§ Aufgabe A:
Gib aus dem Lesetext alles von „Bundesarchiv, B 145“ bis hinunter zu „Zeitzeugen zu befragen.“ Wort für Wort wieder.
§ Aufgabe B:
Was würde laut dem Lesetext völlig ausreichen, um epochale Veränderungen aufzufinden?

§ Lesetext:

_ _ _ _ _

Bundesarchiv, B 145 Bild-F009346-0008 / Steiner, Egon / CC-BY-SA 3.0
Was mich an der ‘Jungen Linken’, die ich mir erlaube so zu nennen, besonders stört, ist ihre Geschichtsvergessenheit. Sie ist nicht die erste Generation, in der maßgebliche Teile das Ende der Geschichte für gekommen hält oder schon den Anfang verpasst hat. Neu ist vielleicht, dass man gar nicht viel studieren oder um Jahrhunderte zurückgehen müsste, um epochale Veränderungen aufzufinden. Es würde völlig ausreichen, Zeitzeugen zu befragen.
Unter denen, die heute als “privilegiert” gelten, sind noch welche, die den Krieg erlebt haben, vor allem aber die Nachkriegszeit. Ich beschränke mich wie meist auf die BRD in meiner Betrachtung, weil ich eben hier aufgewachsen bin. Die Generation meiner Eltern hat Hunger erlebt. Es ging für sie nicht bloß um fehlendes Fleisch oder leckeres Essen; sie hatten teils gerade genug, um nicht zu verhungern. Wer schon abgemagert aus der Kriegsgefangenschaft kam, hatte vielleicht Pech. So geschwächt, konnte jedes Zipperlein tödlich enden.
Auferstanden …
Apropos Krieg: Nicht nur die Nazis wurden zerbombt oder an der Front getötet. Familien ohne Väter waren ‘normal’, was den Müttern kein Trost gewesen sein dürfte. Das tausendjährige Reich hat nicht danach gefragt, woher wer kam, ob er Männlein oder Weiblein war, es hinterließ größtenteils Ruinen. Allein die Reichen sind reich geblieben – wenn sie keine Juden waren. Die Ausgebeuteten haben zuerst wieder aufbauen müssen, um dann – ausgebeutet zu werden.

_ _ _ _ _

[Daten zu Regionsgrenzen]
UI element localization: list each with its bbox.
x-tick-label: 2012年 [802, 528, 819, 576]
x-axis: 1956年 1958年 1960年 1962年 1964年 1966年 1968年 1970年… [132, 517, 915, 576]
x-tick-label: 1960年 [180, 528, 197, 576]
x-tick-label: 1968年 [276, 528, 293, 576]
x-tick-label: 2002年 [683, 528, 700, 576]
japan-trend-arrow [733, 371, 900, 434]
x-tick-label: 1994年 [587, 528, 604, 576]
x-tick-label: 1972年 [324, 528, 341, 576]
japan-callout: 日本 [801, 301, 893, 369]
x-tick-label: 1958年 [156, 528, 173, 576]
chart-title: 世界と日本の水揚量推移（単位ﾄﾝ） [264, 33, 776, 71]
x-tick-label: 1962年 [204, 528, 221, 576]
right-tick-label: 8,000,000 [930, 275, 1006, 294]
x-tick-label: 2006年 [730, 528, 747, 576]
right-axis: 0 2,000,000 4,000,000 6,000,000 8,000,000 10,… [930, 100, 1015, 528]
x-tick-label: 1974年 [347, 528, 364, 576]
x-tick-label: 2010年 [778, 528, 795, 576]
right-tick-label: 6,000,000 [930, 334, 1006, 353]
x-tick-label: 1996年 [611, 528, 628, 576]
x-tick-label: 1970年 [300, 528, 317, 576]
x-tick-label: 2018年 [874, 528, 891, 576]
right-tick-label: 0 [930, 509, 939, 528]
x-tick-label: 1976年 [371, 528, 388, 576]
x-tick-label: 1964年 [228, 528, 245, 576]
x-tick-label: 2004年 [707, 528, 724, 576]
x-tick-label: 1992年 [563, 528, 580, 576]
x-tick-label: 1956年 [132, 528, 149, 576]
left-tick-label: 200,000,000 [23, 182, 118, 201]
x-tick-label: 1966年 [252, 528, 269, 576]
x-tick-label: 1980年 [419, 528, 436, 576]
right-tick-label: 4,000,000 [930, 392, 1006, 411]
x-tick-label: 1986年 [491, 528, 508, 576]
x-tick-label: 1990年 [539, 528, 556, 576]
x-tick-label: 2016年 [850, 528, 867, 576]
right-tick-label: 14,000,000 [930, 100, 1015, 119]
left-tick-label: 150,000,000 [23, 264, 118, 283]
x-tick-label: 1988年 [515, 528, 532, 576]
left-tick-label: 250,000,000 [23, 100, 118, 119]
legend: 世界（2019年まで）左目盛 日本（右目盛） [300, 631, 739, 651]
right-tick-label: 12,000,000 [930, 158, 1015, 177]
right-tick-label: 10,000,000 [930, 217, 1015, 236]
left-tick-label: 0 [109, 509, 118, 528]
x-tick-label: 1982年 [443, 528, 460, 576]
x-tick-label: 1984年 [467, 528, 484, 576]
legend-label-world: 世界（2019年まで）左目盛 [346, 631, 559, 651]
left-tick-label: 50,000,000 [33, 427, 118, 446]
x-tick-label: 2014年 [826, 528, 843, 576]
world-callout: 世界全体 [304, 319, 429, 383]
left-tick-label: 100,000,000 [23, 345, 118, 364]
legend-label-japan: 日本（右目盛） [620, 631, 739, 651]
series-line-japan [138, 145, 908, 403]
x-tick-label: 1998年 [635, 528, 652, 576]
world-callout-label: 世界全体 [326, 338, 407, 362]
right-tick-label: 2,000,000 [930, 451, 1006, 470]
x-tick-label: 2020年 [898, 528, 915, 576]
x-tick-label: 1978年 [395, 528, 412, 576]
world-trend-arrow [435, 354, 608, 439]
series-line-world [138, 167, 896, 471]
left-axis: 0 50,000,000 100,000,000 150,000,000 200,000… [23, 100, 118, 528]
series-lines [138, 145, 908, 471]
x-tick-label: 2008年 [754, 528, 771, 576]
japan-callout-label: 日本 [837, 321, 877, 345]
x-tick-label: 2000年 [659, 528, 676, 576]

_ _ _ _ _

§ Schriftliche Antwort A:
Bundesarchiv, B 145 Bild-F009346-0008 / Steiner, Egon / CC-BY-SA 3.0
Was mich an der ‘Jungen Linken’, die ich mir erlaube so zu nennen, besonders stört, ist ihre Geschichtsvergessenheit. Sie ist nicht die erste Generation, in der maßgebliche Teile das Ende der Geschichte für gekommen hält oder schon den Anfang verpasst hat. Neu ist vielleicht, dass man gar nicht viel studieren oder um Jahrhunderte zurückgehen müsste, um epochale Veränderungen aufzufinden. Es würde völlig ausreichen, Zeitzeugen zu befragen.

§ Schriftliche Antwort B:
Es würde völlig ausreichen, Zeitzeugen zu befragen.